## What you should do
Make an exact copy of the records, with the images left out.

## Records for processing
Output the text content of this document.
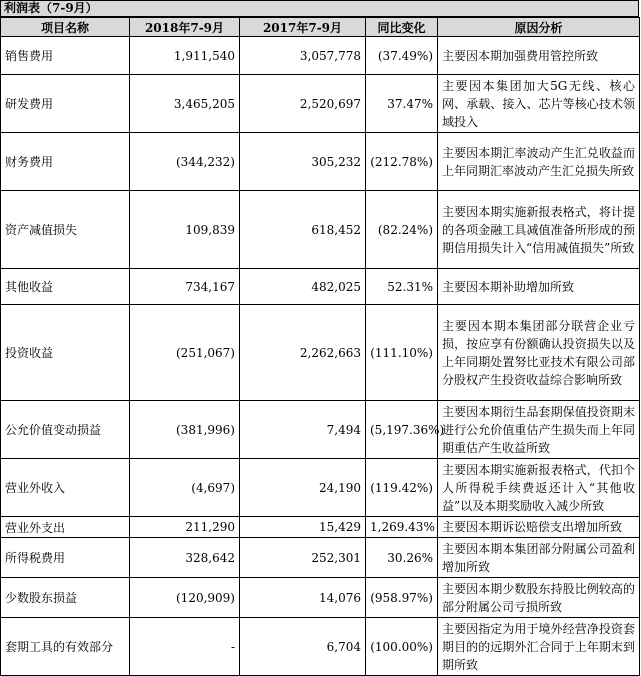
利润表（7-9月）
项目名称	2018年7-9月	2017年7-9月	同比变化	原因分析
销售费用	1,911,540	3,057,778	(37.49%)	主要因本期加强费用管控所致
研发费用	3,465,205	2,520,697	37.47%	主要因本集团加大5G无线、核心网、承载、接入、芯片等核心技术领域投入
财务费用	(344,232)	305,232	(212.78%)	主要因本期汇率波动产生汇兑收益而上年同期汇率波动产生汇兑损失所致
资产减值损失	109,839	618,452	(82.24%)	主要因本期实施新报表格式，将计提的各项金融工具减值准备所形成的预期信用损失计入“信用减值损失”所致
其他收益	734,167	482,025	52.31%	主要因本期补助增加所致
投资收益	(251,067)	2,262,663	(111.10%)	主要因本期本集团部分联营企业亏损，按应享有份额确认投资损失以及上年同期处置努比亚技术有限公司部分股权产生投资收益综合影响所致
公允价值变动损益	(381,996)	7,494	(5,197.36%)	主要因本期衍生品套期保值投资期末进行公允价值重估产生损失而上年同期重估产生收益所致
营业外收入	(4,697)	24,190	(119.42%)	主要因本期实施新报表格式，代扣个人所得税手续费返还计入“其他收益”以及本期奖励收入减少所致
营业外支出	211,290	15,429	1,269.43%	主要因本期诉讼赔偿支出增加所致
所得税费用	328,642	252,301	30.26%	主要因本期本集团部分附属公司盈利增加所致
少数股东损益	(120,909)	14,076	(958.97%)	主要因本期少数股东持股比例较高的部分附属公司亏损所致
套期工具的有效部分	-	6,704	(100.00%)	主要因指定为用于境外经营净投资套期目的的远期外汇合同于上年期末到期所致
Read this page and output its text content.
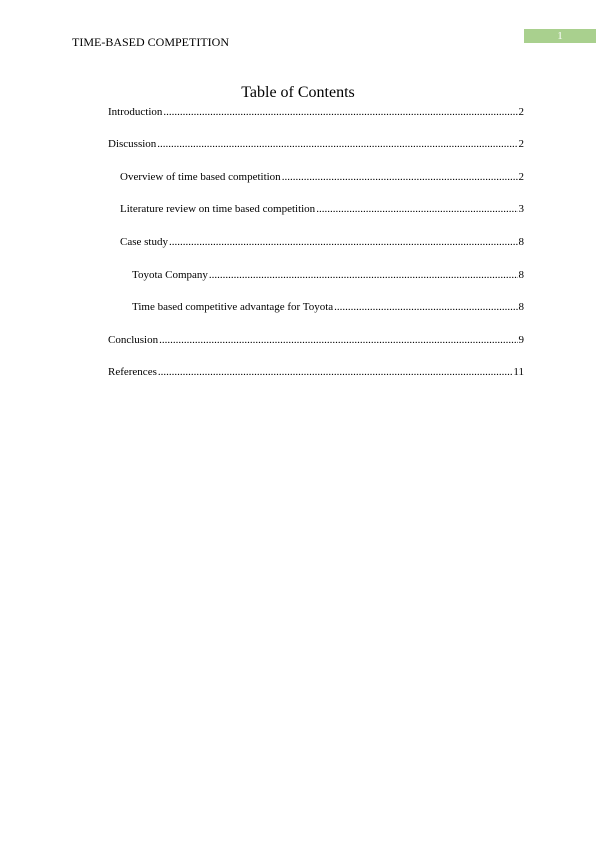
TIME-BASED COMPETITION	1
Table of Contents
Introduction .....	2
Discussion .....	2
Overview of time based competition .....	2
Literature review on time based competition .....	3
Case study .....	8
Toyota Company .....	8
Time based competitive advantage for Toyota .....	8
Conclusion .....	9
References .....	11
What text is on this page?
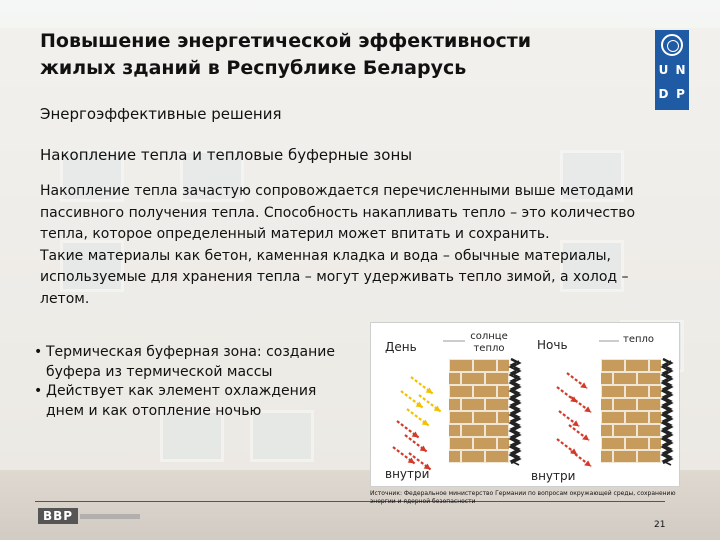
Повышение энергетической эффективности
жилых зданий в Республике Беларусь	U N
D P
Энергоэффективные решения
Накопление тепла и тепловые буферные зоны
Накопление тепла зачастую сопровождается перечисленными выше методами
пассивного получения тепла. Способность накапливать тепло – это количество
тепла, которое определенный материл может впитать и сохранить.
Такие материалы как бетон, каменная кладка и вода – обычные материалы,
используемые для хранения тепла – могут удерживать тепло зимой, а холод –
летом.
• Термическая буферная зона: создание буфера из термической массы
• Действует как элемент охлаждения днем и как отопление ночью
День
солнце
тепло	Ночь	тепло
внутри	внутри
Источник: Федеральное министерство Германии по вопросам окружающей среды, сохранению энергии и ядерной безопасности
21
BBP
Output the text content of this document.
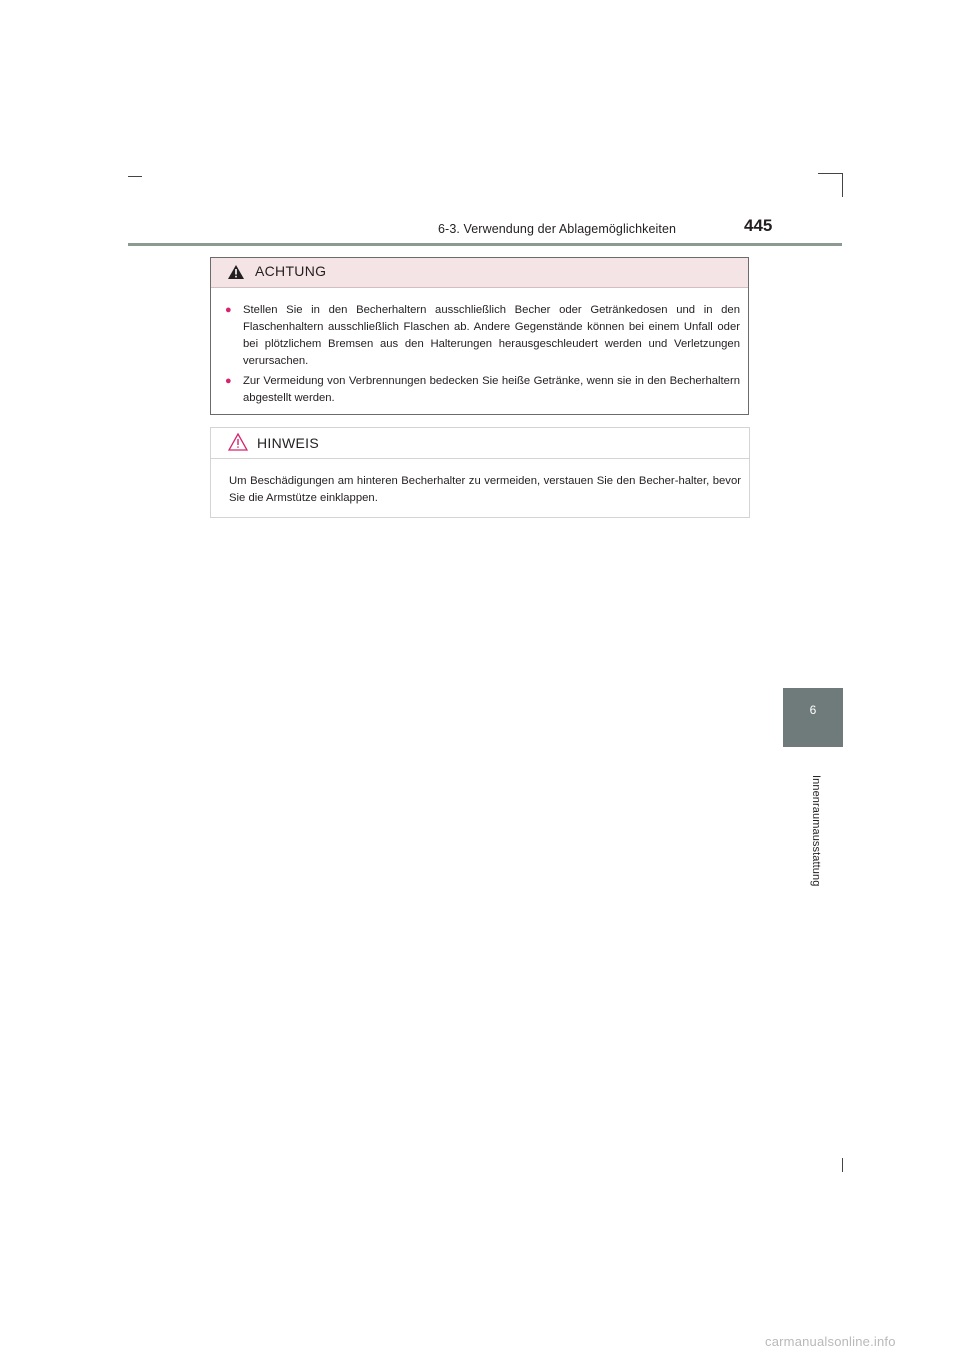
6-3. Verwendung der Ablagemöglichkeiten	445
6
Innenraumausstattung
ACHTUNG
●	Stellen Sie in den Becherhaltern ausschließlich Becher oder Getränkedosen und in den Flaschenhaltern ausschließlich Flaschen ab. Andere Gegenstände können bei einem Unfall oder bei plötzlichem Bremsen aus den Halterungen herausgeschleudert werden und Verletzungen verursachen.
●	Zur Vermeidung von Verbrennungen bedecken Sie heiße Getränke, wenn sie in den Becherhaltern abgestellt werden.
HINWEIS
Um Beschädigungen am hinteren Becherhalter zu vermeiden, verstauen Sie den Becher-halter, bevor Sie die Armstütze einklappen.
carmanualsonline.info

## Expected answer
Output the text content of this document.
利润表（7-9月）
项目名称	2018年7-9月	2017年7-9月	同比变化	原因分析
销售费用	1,911,540	3,057,778	(37.49%)	主要因本期加强费用管控所致
研发费用	3,465,205	2,520,697	37.47%	主要因本集团加大5G无线、核心网、承载、接入、芯片等核心技术领域投入
财务费用	(344,232)	305,232	(212.78%)	主要因本期汇率波动产生汇兑收益而上年同期汇率波动产生汇兑损失所致
资产减值损失	109,839	618,452	(82.24%)	主要因本期实施新报表格式，将计提的各项金融工具减值准备所形成的预期信用损失计入“信用减值损失”所致
其他收益	734,167	482,025	52.31%	主要因本期补助增加所致
投资收益	(251,067)	2,262,663	(111.10%)	主要因本期本集团部分联营企业亏损，按应享有份额确认投资损失以及上年同期处置努比亚技术有限公司部分股权产生投资收益综合影响所致
公允价值变动损益	(381,996)	7,494	(5,197.36%)	主要因本期衍生品套期保值投资期末进行公允价值重估产生损失而上年同期重估产生收益所致
营业外收入	(4,697)	24,190	(119.42%)	主要因本期实施新报表格式，代扣个人所得税手续费返还计入“其他收益”以及本期奖励收入减少所致
营业外支出	211,290	15,429	1,269.43%	主要因本期诉讼赔偿支出增加所致
所得税费用	328,642	252,301	30.26%	主要因本期本集团部分附属公司盈利增加所致
少数股东损益	(120,909)	14,076	(958.97%)	主要因本期少数股东持股比例较高的部分附属公司亏损所致
套期工具的有效部分	-	6,704	(100.00%)	主要因指定为用于境外经营净投资套期目的的远期外汇合同于上年期末到期所致
Read this page and output its text content.
TIME-BASED COMPETITION	1
Table of Contents
Introduction .....	2
Discussion .....	2
Overview of time based competition .....	2
Literature review on time based competition .....	3
Case study .....	8
Toyota Company .....	8
Time based competitive advantage for Toyota .....	8
Conclusion .....	9
References .....	11
What text is on this page?
Повышение энергетической эффективности
жилых зданий в Республике Беларусь	U N
D P
Энергоэффективные решения
Накопление тепла и тепловые буферные зоны
Накопление тепла зачастую сопровождается перечисленными выше методами
пассивного получения тепла. Способность накапливать тепло – это количество
тепла, которое определенный материл может впитать и сохранить.
Такие материалы как бетон, каменная кладка и вода – обычные материалы,
используемые для хранения тепла – могут удерживать тепло зимой, а холод –
летом.
• Термическая буферная зона: создание буфера из термической массы
• Действует как элемент охлаждения днем и как отопление ночью
День
солнце
тепло	Ночь	тепло
внутри	внутри
Источник: Федеральное министерство Германии по вопросам окружающей среды, сохранению энергии и ядерной безопасности
21
BBP
Output the text content of this document.
6-3. Verwendung der Ablagemöglichkeiten	445
6
Innenraumausstattung
ACHTUNG
●	Stellen Sie in den Becherhaltern ausschließlich Becher oder Getränkedosen und in den Flaschenhaltern ausschließlich Flaschen ab. Andere Gegenstände können bei einem Unfall oder bei plötzlichem Bremsen aus den Halterungen herausgeschleudert werden und Verletzungen verursachen.
●	Zur Vermeidung von Verbrennungen bedecken Sie heiße Getränke, wenn sie in den Becherhaltern abgestellt werden.
HINWEIS
Um Beschädigungen am hinteren Becherhalter zu vermeiden, verstauen Sie den Becher-halter, bevor Sie die Armstütze einklappen.
carmanualsonline.info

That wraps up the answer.